RECORD SET.
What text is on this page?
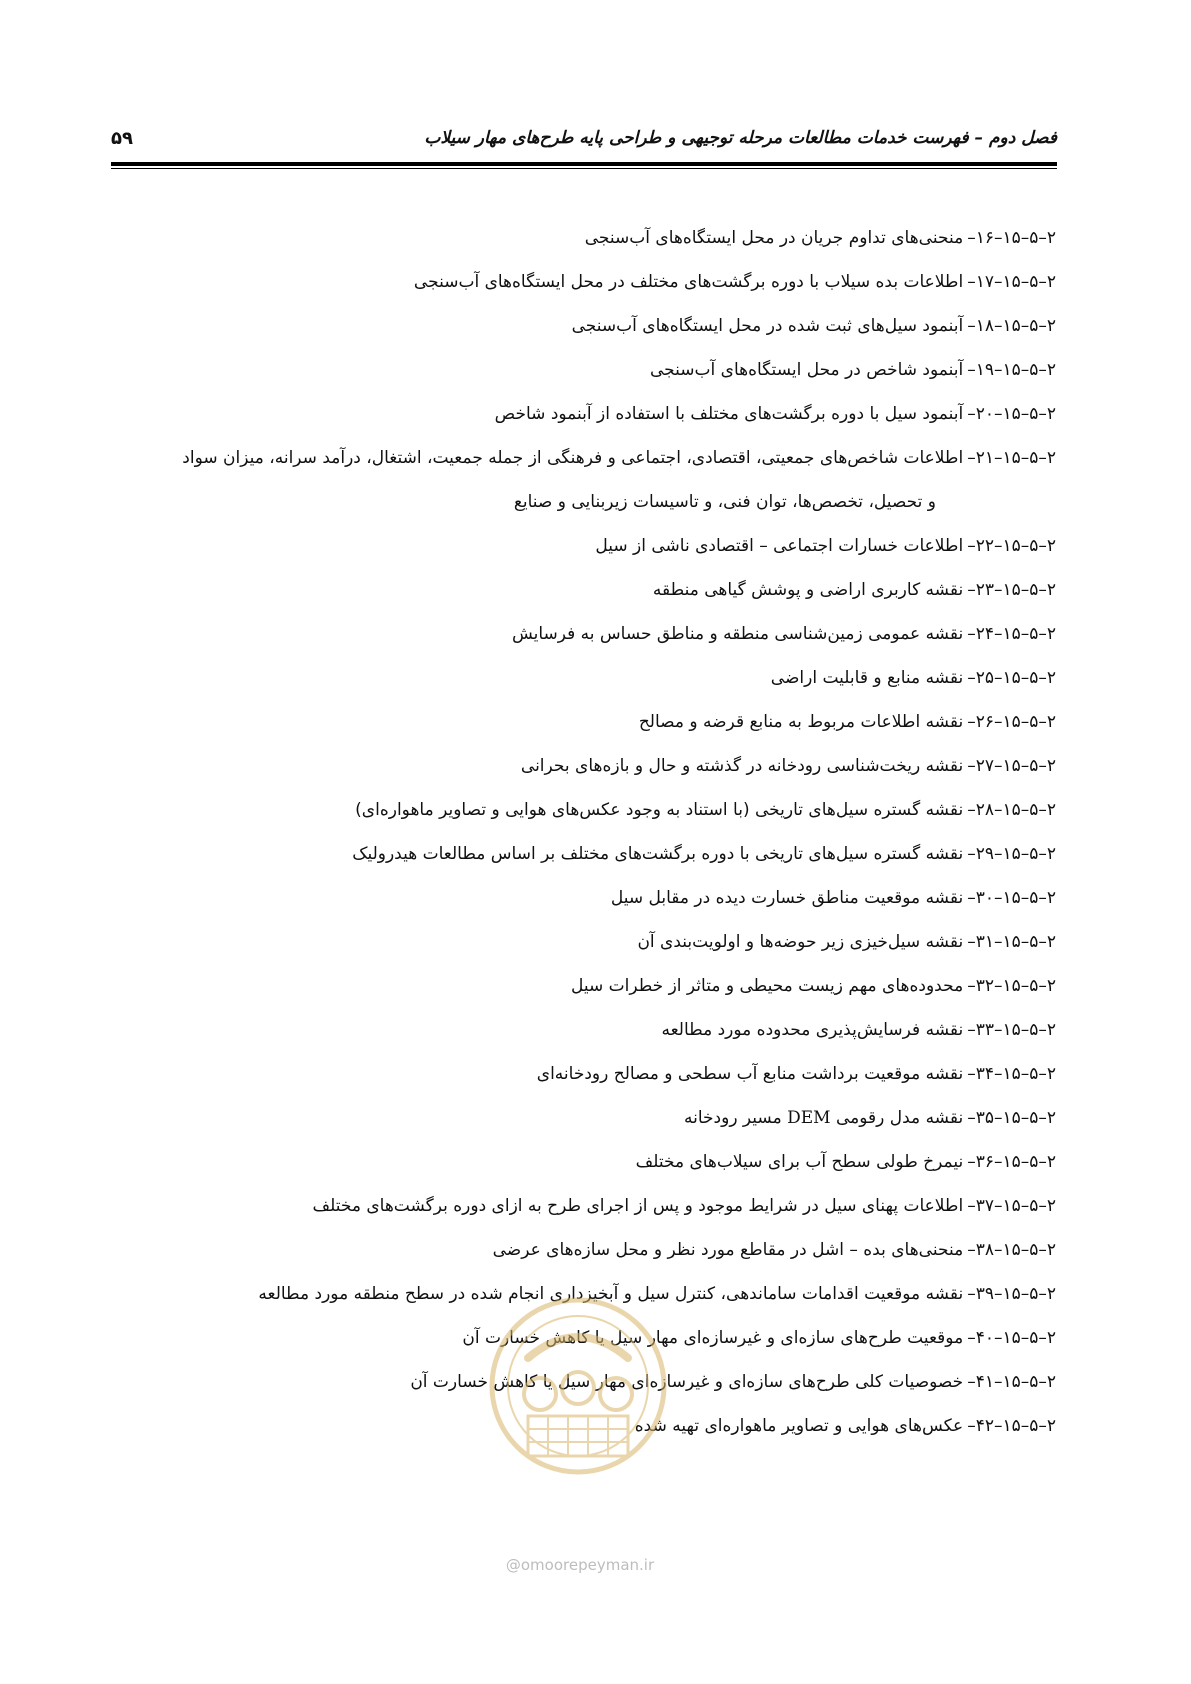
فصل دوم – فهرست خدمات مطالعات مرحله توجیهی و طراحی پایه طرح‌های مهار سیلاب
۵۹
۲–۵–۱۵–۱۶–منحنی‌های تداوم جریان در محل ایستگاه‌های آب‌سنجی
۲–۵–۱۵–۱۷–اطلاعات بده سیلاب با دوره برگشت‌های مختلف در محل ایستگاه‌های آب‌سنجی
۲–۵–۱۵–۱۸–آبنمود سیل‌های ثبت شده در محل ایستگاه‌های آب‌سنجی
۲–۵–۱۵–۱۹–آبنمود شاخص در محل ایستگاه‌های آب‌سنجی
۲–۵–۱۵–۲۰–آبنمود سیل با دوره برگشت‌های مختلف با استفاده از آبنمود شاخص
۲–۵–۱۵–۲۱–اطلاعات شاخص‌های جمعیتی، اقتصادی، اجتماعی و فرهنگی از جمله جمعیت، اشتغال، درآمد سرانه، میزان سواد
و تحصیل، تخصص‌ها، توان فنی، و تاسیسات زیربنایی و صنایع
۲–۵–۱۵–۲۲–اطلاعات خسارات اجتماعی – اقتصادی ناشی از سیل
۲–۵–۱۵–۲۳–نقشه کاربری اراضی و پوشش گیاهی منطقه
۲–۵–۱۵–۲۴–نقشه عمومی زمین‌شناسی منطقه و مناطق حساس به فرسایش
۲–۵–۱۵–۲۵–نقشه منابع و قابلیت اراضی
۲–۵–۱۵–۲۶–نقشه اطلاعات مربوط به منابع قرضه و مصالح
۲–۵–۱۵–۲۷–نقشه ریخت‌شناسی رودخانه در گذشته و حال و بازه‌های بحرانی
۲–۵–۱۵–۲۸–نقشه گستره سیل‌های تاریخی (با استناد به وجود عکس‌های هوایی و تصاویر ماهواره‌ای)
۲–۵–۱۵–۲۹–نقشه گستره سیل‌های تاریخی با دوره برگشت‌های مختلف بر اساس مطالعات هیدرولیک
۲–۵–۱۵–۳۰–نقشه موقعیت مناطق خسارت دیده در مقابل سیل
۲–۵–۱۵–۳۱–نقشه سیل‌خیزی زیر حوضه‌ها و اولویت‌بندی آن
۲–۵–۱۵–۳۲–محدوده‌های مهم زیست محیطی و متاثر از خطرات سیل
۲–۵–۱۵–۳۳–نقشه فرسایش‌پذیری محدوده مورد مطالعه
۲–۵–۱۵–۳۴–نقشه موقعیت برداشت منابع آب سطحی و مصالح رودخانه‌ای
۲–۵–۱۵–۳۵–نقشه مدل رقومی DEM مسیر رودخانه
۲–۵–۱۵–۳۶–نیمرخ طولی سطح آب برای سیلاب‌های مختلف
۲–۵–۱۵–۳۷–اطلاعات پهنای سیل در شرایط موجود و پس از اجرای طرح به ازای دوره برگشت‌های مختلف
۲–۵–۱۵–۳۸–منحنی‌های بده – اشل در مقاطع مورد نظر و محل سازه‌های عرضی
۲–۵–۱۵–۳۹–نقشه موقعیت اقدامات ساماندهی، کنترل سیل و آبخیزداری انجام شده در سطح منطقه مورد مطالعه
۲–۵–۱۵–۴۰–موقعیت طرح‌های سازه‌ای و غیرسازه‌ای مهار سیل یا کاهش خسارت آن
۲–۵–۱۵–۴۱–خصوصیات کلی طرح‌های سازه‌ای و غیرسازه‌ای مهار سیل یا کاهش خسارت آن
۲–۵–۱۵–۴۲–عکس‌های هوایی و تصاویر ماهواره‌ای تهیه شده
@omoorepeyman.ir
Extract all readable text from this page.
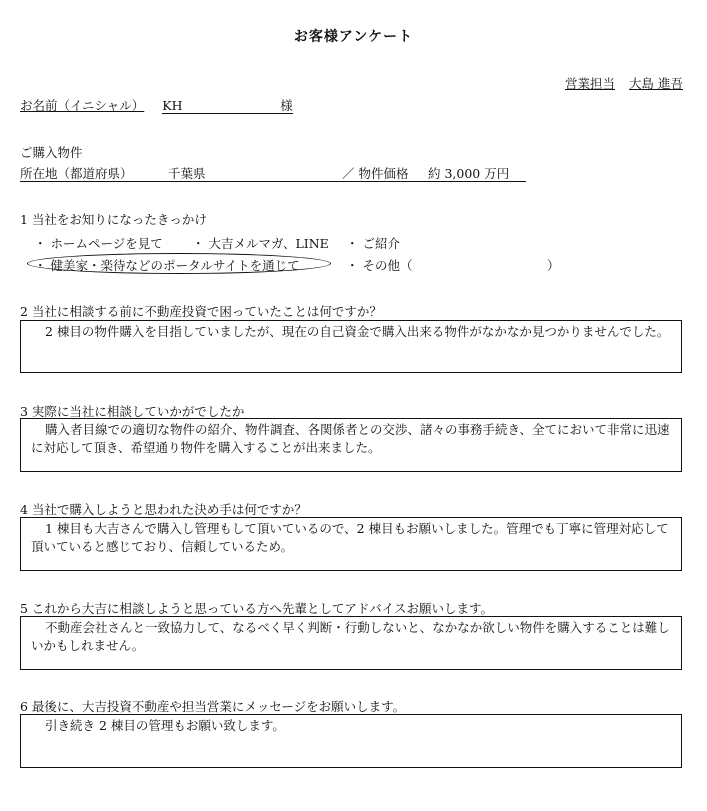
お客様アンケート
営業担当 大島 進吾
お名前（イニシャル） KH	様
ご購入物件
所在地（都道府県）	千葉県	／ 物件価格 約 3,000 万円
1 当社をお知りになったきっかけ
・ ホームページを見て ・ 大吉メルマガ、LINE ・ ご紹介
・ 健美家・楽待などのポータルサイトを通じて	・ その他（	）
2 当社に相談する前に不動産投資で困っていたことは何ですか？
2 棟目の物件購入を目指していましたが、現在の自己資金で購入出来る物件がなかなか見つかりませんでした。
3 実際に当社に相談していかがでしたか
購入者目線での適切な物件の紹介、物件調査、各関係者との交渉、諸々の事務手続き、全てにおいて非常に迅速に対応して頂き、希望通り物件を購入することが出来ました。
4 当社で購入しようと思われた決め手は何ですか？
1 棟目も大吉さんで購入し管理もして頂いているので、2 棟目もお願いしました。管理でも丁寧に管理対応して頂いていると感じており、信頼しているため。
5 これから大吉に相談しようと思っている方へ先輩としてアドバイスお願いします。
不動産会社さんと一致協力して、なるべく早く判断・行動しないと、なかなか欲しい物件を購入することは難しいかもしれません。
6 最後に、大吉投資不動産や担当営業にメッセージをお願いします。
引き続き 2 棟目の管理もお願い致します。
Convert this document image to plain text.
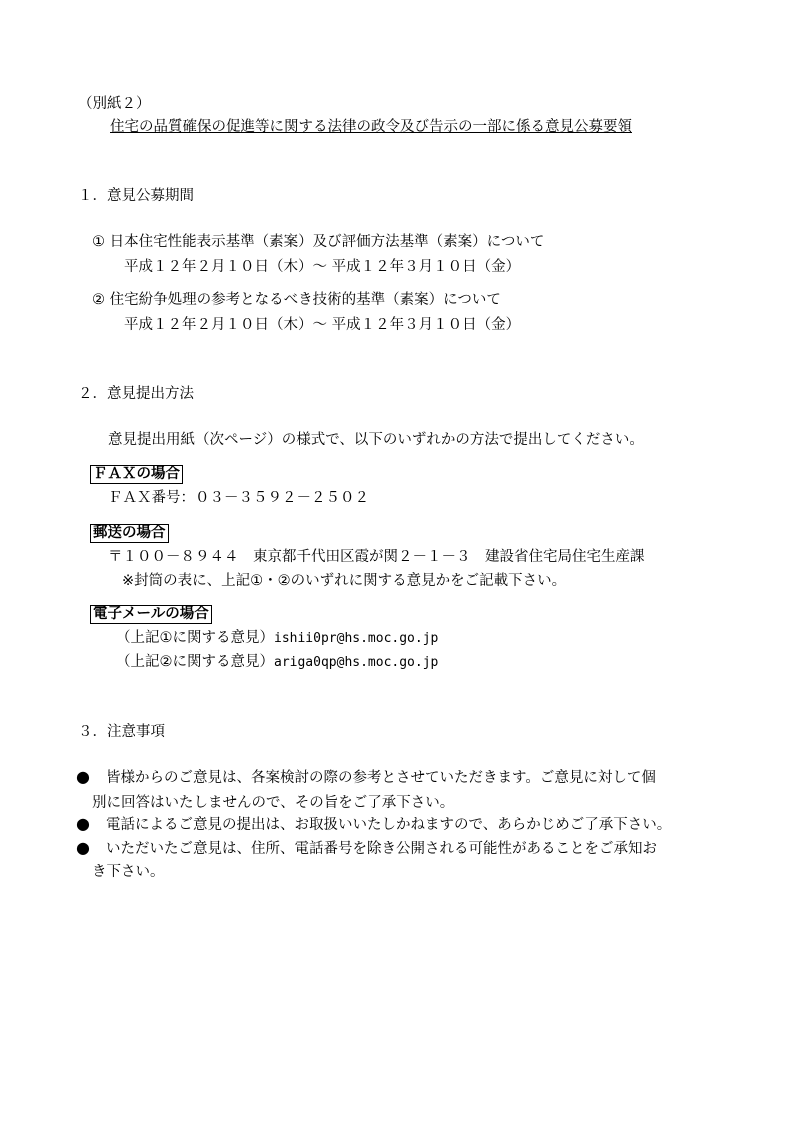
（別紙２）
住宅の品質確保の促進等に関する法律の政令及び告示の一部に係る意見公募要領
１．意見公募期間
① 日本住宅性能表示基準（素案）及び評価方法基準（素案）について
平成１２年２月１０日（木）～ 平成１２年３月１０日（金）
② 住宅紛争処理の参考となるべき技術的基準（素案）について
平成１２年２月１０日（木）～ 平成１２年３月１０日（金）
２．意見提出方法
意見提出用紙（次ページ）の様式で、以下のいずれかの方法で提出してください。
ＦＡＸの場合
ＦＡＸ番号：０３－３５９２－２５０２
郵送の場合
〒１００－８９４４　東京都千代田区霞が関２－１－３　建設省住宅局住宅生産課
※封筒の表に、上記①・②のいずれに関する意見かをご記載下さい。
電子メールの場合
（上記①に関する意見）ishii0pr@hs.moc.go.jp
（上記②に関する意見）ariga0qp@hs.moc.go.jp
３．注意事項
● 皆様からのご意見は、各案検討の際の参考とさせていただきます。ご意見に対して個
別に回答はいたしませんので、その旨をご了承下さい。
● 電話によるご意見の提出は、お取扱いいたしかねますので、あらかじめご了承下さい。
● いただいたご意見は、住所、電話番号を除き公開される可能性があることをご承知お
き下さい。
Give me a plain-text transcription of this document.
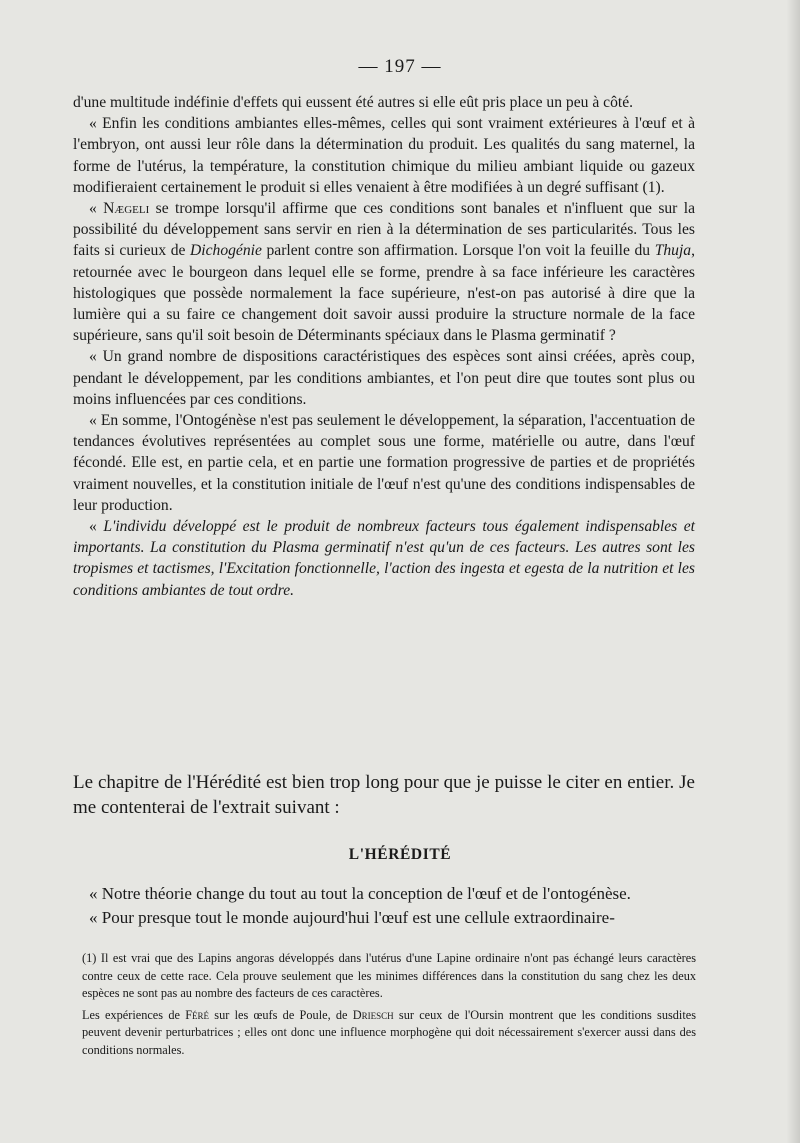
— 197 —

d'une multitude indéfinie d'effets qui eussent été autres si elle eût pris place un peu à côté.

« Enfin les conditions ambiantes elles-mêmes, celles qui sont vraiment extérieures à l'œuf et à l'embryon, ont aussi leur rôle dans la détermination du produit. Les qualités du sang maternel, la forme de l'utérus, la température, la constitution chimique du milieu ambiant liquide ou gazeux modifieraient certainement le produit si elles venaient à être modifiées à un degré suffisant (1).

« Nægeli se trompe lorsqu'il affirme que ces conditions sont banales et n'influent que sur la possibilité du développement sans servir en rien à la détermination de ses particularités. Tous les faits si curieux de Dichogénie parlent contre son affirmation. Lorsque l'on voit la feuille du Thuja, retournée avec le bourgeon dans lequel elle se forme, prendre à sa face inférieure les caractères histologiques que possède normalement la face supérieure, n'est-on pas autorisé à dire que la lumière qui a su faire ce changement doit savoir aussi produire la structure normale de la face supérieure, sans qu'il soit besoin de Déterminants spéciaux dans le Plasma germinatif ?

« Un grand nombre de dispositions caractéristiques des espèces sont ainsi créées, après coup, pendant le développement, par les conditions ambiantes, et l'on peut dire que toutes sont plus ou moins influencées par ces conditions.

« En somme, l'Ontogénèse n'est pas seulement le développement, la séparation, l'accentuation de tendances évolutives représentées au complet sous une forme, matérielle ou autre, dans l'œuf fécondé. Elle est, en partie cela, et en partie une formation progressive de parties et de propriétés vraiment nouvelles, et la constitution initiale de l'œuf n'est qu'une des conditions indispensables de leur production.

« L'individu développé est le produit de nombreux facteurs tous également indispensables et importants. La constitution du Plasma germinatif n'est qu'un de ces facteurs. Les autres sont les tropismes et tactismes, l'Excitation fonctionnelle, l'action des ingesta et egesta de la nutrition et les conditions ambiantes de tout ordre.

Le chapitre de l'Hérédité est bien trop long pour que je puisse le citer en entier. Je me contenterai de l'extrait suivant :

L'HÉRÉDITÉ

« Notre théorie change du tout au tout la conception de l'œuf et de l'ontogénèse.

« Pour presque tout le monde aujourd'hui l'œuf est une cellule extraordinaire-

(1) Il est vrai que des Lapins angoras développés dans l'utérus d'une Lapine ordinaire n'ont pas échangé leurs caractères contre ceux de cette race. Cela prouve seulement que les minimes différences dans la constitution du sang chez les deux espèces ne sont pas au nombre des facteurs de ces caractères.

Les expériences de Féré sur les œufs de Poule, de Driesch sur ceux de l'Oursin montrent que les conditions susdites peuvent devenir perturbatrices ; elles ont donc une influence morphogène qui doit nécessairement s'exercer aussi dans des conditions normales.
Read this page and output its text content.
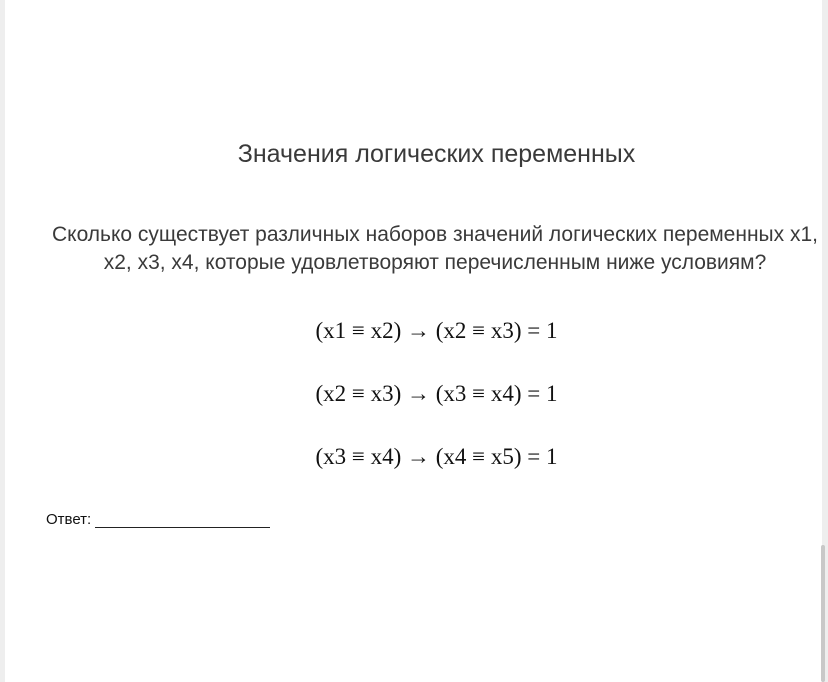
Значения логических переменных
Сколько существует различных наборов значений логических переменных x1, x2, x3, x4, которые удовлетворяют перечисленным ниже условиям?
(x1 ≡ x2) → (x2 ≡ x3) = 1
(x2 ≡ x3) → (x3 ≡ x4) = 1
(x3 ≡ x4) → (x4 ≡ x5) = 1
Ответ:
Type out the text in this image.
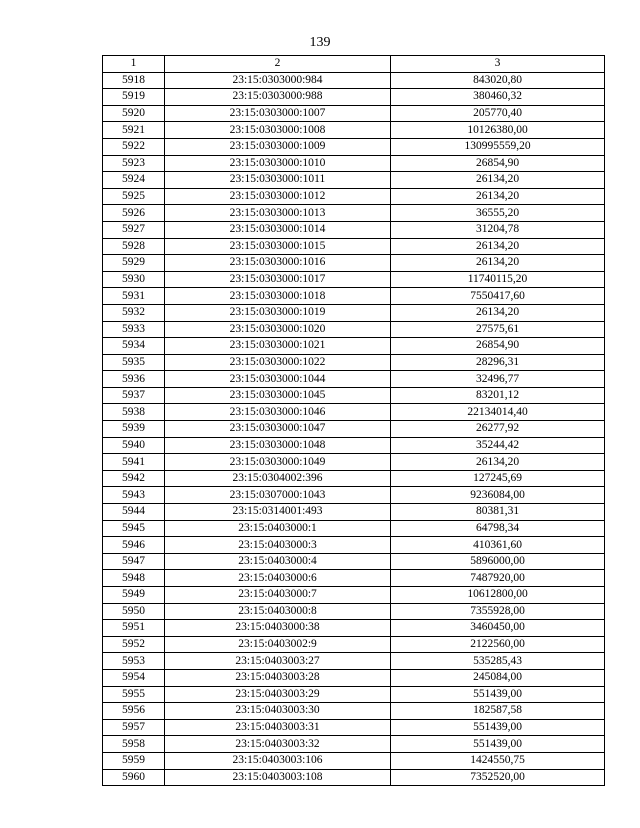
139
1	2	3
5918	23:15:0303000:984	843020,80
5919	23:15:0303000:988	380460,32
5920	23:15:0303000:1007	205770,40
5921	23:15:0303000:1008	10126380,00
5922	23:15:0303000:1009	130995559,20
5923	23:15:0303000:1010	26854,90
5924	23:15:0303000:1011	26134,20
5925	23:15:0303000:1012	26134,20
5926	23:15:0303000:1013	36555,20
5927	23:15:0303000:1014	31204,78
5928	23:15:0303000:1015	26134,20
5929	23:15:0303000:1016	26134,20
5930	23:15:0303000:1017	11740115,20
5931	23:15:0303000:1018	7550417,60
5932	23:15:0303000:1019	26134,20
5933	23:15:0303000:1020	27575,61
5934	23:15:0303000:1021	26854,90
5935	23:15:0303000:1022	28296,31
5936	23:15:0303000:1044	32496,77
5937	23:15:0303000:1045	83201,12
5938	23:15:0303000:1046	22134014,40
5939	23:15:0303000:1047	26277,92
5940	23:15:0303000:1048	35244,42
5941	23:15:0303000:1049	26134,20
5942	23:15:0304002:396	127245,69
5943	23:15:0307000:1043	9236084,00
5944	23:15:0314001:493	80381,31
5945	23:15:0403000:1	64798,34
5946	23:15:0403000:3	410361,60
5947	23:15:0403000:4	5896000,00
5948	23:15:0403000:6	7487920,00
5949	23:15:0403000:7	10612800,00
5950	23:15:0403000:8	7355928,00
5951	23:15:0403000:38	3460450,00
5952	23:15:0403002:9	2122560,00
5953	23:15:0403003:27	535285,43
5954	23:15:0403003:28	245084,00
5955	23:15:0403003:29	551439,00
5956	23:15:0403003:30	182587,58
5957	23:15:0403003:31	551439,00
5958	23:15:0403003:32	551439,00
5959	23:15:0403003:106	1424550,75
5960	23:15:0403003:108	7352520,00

TASK.
Pick each line holding the word "page" out of the data and copy it.

RESPONSE BELOW.
What text is on this page?
Extract all readable text from this page.
Read this page and output its text content.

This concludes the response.